▶ _Written problem_
Draw out every line with the word "должны" from the listing below.

··········

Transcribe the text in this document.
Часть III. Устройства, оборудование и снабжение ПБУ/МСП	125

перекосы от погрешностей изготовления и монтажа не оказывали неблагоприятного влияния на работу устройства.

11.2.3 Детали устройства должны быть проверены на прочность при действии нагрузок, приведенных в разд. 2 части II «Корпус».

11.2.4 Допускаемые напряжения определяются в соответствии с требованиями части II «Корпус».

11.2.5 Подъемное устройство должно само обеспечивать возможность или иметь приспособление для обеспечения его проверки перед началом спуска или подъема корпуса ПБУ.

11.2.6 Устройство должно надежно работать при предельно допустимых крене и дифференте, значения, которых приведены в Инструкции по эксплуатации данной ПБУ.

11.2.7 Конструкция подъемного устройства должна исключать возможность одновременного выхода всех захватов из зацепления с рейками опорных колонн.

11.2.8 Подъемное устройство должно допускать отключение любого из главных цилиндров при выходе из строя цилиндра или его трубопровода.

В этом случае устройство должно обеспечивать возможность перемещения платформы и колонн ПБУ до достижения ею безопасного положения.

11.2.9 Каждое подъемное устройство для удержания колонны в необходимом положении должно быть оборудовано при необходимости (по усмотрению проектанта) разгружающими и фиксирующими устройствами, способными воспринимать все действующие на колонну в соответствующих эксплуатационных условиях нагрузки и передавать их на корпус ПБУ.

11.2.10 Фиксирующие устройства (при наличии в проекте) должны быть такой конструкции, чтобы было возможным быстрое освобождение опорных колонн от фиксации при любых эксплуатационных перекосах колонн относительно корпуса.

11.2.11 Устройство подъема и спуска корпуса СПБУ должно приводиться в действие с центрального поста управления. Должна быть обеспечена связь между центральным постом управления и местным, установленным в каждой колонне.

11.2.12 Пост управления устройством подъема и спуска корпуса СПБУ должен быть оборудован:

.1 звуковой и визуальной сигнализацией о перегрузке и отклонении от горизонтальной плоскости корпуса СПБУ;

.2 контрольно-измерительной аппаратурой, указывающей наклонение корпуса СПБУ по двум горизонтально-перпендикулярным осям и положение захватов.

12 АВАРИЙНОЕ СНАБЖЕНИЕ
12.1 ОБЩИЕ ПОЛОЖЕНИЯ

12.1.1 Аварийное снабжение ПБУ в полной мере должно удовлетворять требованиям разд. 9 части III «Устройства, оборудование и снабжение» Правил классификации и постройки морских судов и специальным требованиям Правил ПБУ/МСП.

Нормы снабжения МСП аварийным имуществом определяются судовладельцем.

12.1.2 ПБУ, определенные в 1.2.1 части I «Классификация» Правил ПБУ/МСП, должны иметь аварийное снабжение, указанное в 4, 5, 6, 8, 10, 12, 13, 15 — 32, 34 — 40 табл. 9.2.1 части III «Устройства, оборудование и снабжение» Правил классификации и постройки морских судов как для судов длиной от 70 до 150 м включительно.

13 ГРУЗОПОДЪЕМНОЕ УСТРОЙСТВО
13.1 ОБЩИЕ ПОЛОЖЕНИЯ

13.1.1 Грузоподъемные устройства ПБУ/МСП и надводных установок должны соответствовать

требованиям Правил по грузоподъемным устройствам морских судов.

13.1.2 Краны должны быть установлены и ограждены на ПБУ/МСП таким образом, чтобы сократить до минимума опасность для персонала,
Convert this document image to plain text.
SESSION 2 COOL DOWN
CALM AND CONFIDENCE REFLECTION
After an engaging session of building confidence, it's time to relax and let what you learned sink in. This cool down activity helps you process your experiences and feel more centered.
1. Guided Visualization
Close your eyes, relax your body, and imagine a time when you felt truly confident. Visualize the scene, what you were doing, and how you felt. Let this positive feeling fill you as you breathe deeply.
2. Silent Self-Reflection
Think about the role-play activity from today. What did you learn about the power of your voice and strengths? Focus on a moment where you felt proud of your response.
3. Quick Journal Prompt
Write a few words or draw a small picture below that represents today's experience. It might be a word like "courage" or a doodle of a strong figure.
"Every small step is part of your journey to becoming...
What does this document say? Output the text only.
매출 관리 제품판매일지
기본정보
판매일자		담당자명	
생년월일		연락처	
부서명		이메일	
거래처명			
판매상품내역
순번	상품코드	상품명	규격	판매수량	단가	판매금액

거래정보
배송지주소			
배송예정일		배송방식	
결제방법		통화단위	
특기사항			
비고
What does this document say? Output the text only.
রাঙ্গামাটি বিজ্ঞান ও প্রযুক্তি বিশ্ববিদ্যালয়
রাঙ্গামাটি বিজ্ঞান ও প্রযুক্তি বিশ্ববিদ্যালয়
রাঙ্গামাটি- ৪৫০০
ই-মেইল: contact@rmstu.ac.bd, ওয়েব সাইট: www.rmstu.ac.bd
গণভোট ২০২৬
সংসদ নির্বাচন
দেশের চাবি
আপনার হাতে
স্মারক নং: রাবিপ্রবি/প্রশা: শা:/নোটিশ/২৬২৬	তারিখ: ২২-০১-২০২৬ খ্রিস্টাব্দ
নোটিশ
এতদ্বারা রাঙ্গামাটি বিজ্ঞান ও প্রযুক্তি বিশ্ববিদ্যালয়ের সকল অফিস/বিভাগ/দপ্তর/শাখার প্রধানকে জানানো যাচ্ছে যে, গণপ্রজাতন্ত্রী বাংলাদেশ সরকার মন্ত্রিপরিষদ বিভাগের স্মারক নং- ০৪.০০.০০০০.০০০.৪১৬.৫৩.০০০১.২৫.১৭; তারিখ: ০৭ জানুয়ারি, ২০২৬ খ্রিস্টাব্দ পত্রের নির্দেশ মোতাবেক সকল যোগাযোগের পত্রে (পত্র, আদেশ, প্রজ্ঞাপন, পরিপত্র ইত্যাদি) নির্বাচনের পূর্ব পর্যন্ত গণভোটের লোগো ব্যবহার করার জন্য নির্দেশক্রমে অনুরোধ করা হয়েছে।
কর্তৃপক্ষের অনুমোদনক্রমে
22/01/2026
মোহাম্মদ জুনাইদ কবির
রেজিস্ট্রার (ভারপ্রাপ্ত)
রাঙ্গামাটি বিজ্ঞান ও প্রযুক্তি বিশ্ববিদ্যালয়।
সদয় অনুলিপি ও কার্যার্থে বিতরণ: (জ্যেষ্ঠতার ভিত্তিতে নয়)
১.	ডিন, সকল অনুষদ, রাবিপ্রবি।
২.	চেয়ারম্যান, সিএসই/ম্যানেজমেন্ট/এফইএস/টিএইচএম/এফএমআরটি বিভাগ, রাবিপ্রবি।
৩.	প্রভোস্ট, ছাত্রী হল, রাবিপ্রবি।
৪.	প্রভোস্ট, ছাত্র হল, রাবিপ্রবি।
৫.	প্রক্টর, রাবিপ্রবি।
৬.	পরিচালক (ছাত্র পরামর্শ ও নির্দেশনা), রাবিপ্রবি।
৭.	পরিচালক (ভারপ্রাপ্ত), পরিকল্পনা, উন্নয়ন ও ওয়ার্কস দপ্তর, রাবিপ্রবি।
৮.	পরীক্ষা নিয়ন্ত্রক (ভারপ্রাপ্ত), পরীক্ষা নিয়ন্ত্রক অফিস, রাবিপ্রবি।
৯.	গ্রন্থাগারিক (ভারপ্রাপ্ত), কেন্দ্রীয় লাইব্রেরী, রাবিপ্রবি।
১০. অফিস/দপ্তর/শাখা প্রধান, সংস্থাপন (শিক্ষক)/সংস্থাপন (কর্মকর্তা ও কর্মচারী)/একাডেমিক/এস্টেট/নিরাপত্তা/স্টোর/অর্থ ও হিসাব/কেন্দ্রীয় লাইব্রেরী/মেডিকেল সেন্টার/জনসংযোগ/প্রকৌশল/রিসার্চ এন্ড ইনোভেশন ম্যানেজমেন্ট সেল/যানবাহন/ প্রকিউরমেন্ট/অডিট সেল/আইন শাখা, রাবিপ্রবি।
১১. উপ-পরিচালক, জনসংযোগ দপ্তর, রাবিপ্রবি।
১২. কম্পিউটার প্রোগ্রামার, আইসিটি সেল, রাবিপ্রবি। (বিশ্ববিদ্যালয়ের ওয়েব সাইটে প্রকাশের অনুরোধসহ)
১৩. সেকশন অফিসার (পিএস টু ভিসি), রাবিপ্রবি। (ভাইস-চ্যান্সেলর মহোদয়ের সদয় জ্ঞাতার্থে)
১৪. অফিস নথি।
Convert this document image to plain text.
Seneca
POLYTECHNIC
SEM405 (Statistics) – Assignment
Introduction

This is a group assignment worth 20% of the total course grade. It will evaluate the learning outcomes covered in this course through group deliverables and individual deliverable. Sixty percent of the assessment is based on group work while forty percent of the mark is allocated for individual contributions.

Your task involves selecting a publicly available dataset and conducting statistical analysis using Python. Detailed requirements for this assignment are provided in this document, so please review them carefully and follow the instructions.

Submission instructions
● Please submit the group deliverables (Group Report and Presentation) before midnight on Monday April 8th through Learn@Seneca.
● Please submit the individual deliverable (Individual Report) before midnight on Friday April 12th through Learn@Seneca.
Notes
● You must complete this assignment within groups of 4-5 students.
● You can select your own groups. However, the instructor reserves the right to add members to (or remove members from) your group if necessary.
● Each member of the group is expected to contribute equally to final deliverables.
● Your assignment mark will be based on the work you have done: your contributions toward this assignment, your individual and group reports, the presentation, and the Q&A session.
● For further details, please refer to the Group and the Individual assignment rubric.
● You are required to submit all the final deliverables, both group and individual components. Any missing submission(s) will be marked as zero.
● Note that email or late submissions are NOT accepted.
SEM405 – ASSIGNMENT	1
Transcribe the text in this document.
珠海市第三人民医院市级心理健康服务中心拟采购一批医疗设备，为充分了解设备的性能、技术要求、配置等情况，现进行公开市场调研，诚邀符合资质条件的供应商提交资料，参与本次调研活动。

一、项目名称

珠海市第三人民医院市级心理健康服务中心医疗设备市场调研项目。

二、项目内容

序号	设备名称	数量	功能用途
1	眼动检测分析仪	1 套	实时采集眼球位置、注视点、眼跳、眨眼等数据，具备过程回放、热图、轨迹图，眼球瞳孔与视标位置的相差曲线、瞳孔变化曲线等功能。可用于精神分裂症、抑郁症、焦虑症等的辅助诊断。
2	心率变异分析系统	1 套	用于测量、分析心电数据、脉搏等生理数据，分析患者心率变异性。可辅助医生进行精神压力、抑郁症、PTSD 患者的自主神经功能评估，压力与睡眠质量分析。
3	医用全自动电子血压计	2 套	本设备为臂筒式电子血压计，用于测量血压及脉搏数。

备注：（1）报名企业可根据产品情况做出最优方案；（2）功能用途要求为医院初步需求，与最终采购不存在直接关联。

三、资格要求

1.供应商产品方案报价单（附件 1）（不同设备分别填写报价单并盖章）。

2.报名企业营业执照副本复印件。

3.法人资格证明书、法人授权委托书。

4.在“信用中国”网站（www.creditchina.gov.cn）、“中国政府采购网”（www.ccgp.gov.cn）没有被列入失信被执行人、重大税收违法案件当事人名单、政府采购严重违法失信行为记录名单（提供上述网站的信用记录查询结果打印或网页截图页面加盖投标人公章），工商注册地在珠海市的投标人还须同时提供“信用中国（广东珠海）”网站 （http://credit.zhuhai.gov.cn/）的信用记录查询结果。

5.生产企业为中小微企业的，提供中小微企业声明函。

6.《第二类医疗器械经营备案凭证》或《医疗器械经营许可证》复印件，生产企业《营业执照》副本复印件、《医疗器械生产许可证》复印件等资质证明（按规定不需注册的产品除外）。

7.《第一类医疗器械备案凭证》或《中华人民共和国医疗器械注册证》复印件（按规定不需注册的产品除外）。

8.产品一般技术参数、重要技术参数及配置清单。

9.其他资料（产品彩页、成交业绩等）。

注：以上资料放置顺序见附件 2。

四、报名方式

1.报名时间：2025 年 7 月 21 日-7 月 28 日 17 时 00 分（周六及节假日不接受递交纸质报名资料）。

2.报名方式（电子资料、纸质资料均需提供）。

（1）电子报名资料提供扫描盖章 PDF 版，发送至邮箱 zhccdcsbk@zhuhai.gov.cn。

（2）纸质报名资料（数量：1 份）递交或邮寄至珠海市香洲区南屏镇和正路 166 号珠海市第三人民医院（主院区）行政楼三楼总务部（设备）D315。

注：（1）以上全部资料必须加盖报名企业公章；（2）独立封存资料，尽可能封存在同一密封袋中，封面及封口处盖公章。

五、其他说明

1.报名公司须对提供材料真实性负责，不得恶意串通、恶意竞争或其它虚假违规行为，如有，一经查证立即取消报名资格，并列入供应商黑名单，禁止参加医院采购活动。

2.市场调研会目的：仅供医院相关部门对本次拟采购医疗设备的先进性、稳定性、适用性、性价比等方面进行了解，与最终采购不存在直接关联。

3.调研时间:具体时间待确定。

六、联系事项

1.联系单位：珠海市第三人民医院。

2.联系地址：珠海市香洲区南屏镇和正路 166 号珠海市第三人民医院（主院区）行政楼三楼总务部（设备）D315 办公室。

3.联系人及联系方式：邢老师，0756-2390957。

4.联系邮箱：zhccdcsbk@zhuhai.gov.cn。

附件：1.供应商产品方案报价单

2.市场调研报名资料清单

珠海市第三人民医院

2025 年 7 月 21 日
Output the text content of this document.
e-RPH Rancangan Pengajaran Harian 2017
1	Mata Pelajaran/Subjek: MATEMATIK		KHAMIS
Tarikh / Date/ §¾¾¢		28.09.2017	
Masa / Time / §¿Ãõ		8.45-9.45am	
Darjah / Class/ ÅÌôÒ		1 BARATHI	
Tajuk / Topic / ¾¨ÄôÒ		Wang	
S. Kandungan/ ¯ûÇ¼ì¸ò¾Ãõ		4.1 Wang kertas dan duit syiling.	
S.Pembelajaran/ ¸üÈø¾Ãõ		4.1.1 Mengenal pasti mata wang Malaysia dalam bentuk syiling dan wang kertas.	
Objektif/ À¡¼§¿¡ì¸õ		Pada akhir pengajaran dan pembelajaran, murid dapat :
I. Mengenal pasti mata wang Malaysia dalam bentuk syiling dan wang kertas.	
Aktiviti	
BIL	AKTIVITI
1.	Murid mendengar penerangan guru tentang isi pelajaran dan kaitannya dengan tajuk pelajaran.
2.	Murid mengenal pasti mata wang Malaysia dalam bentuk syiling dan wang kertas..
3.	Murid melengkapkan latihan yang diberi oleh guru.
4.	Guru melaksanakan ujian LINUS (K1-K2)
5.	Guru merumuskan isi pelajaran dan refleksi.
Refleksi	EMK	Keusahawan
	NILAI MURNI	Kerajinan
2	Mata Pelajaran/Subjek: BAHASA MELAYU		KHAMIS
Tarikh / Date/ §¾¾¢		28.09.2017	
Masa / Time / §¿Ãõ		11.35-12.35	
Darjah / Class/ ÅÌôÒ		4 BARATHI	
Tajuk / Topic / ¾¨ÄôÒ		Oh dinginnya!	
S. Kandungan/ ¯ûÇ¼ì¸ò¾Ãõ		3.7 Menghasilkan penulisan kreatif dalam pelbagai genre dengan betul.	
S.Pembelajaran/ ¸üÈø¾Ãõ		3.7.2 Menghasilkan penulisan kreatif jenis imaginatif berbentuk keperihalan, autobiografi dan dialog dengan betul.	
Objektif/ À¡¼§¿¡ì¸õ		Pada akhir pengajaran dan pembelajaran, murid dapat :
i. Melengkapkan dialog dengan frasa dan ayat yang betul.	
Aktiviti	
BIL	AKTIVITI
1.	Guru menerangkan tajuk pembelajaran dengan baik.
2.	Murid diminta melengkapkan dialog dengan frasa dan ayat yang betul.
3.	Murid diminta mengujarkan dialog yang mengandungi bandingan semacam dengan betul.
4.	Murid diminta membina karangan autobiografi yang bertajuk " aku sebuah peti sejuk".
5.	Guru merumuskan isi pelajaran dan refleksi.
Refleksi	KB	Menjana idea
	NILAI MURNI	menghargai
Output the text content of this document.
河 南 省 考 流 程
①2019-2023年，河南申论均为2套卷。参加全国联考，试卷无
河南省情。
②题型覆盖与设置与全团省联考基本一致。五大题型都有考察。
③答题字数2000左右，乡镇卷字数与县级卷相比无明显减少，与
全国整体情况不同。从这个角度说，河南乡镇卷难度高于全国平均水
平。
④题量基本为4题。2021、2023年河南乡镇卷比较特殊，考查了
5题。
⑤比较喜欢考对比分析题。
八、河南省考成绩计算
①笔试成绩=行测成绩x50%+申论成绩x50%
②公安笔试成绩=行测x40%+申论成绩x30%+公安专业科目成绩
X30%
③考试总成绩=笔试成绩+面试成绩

··········

▶ _Right answer_
11.2.3 Детали устройства должны быть проверены на прочность при действии нагрузок, приведенных в разд. 2 части II «Корпус».
11.2.10 Фиксирующие устройства (при наличии в проекте) должны быть такой конструкции, чтобы было возможным быстрое освобождение опорных колонн от фиксации при любых эксплуатационных перекосах колонн относительно корпуса.
12.1.2 ПБУ, определенные в 1.2.1 части I «Классификация» Правил ПБУ/МСП, должны иметь аварийное снабжение, указанное в 4, 5, 6, 8, 10, 12, 13, 15 — 32, 34 — 40 табл. 9.2.1 части III «Устройства, оборудование и снабжение» Правил классификации и постройки морских судов как для судов длиной от 70 до 150 м включительно.
13.1.1 Грузоподъемные устройства ПБУ/МСП и надводных установок должны соответствовать
13.1.2 Краны должны быть установлены и ограждены на ПБУ/МСП таким образом, чтобы сократить до минимума опасность для персонала,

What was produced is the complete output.